## start Exercise materials

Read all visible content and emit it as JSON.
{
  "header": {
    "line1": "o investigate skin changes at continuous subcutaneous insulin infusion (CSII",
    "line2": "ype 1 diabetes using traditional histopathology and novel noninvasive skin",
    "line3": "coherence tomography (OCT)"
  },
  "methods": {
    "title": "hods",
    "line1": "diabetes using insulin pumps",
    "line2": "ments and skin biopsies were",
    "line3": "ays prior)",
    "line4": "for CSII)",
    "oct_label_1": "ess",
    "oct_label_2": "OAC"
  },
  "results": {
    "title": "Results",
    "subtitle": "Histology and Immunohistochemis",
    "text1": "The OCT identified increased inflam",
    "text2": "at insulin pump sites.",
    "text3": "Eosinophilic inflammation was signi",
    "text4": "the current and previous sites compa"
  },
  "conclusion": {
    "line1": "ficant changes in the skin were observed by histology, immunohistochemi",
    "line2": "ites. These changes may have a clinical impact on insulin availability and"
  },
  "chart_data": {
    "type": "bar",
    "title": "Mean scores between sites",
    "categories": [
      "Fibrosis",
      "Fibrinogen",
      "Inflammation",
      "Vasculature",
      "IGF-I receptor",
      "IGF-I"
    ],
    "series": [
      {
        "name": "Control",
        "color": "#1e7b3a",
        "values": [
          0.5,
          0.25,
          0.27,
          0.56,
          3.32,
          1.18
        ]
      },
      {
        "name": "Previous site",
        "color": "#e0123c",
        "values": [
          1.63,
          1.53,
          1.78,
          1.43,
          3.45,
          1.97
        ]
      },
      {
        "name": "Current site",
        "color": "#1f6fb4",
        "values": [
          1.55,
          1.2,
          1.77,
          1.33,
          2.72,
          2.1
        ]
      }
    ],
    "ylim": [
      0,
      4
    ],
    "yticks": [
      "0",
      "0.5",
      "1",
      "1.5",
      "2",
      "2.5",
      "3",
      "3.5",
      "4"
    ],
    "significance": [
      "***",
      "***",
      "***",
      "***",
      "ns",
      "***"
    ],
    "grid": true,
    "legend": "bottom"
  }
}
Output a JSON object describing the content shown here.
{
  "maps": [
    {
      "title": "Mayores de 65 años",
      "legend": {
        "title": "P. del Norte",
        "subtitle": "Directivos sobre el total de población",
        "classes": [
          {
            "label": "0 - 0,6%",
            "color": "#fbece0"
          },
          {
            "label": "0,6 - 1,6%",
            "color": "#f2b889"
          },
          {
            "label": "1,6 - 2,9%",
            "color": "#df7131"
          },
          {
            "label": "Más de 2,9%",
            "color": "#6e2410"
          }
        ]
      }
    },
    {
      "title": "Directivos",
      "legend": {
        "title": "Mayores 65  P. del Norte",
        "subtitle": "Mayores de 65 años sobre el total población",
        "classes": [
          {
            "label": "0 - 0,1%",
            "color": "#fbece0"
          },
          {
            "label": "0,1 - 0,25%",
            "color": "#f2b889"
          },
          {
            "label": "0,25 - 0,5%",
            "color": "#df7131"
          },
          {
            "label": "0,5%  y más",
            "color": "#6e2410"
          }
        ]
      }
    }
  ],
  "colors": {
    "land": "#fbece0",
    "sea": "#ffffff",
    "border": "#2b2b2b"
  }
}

## end Exercise materials

→ To do: Each line above is to be repeated exactly.

→ Response for this exercise:
Read all visible content and emit it as JSON.
{
  "header": {
    "line1": "o investigate skin changes at continuous subcutaneous insulin infusion (CSII",
    "line2": "ype 1 diabetes using traditional histopathology and novel noninvasive skin",
    "line3": "coherence tomography (OCT)"
  },
  "methods": {
    "title": "hods",
    "line1": "diabetes using insulin pumps",
    "line2": "ments and skin biopsies were",
    "line3": "ays prior)",
    "line4": "for CSII)",
    "oct_label_1": "ess",
    "oct_label_2": "OAC"
  },
  "results": {
    "title": "Results",
    "subtitle": "Histology and Immunohistochemis",
    "text1": "The OCT identified increased inflam",
    "text2": "at insulin pump sites.",
    "text3": "Eosinophilic inflammation was signi",
    "text4": "the current and previous sites compa"
  },
  "conclusion": {
    "line1": "ficant changes in the skin were observed by histology, immunohistochemi",
    "line2": "ites. These changes may have a clinical impact on insulin availability and"
  },
  "chart_data": {
    "type": "bar",
    "title": "Mean scores between sites",
    "categories": [
      "Fibrosis",
      "Fibrinogen",
      "Inflammation",
      "Vasculature",
      "IGF-I receptor",
      "IGF-I"
    ],
    "series": [
      {
        "name": "Control",
        "color": "#1e7b3a",
        "values": [
          0.5,
          0.25,
          0.27,
          0.56,
          3.32,
          1.18
        ]
      },
      {
        "name": "Previous site",
        "color": "#e0123c",
        "values": [
          1.63,
          1.53,
          1.78,
          1.43,
          3.45,
          1.97
        ]
      },
      {
        "name": "Current site",
        "color": "#1f6fb4",
        "values": [
          1.55,
          1.2,
          1.77,
          1.33,
          2.72,
          2.1
        ]
      }
    ],
    "ylim": [
      0,
      4
    ],
    "yticks": [
      "0",
      "0.5",
      "1",
      "1.5",
      "2",
      "2.5",
      "3",
      "3.5",
      "4"
    ],
    "significance": [
      "***",
      "***",
      "***",
      "***",
      "ns",
      "***"
    ],
    "grid": true,
    "legend": "bottom"
  }
}
Output a JSON object describing the content shown here.
{
  "maps": [
    {
      "title": "Mayores de 65 años",
      "legend": {
        "title": "P. del Norte",
        "subtitle": "Directivos sobre el total de población",
        "classes": [
          {
            "label": "0 - 0,6%",
            "color": "#fbece0"
          },
          {
            "label": "0,6 - 1,6%",
            "color": "#f2b889"
          },
          {
            "label": "1,6 - 2,9%",
            "color": "#df7131"
          },
          {
            "label": "Más de 2,9%",
            "color": "#6e2410"
          }
        ]
      }
    },
    {
      "title": "Directivos",
      "legend": {
        "title": "Mayores 65  P. del Norte",
        "subtitle": "Mayores de 65 años sobre el total población",
        "classes": [
          {
            "label": "0 - 0,1%",
            "color": "#fbece0"
          },
          {
            "label": "0,1 - 0,25%",
            "color": "#f2b889"
          },
          {
            "label": "0,25 - 0,5%",
            "color": "#df7131"
          },
          {
            "label": "0,5%  y más",
            "color": "#6e2410"
          }
        ]
      }
    }
  ],
  "colors": {
    "land": "#fbece0",
    "sea": "#ffffff",
    "border": "#2b2b2b"
  }
}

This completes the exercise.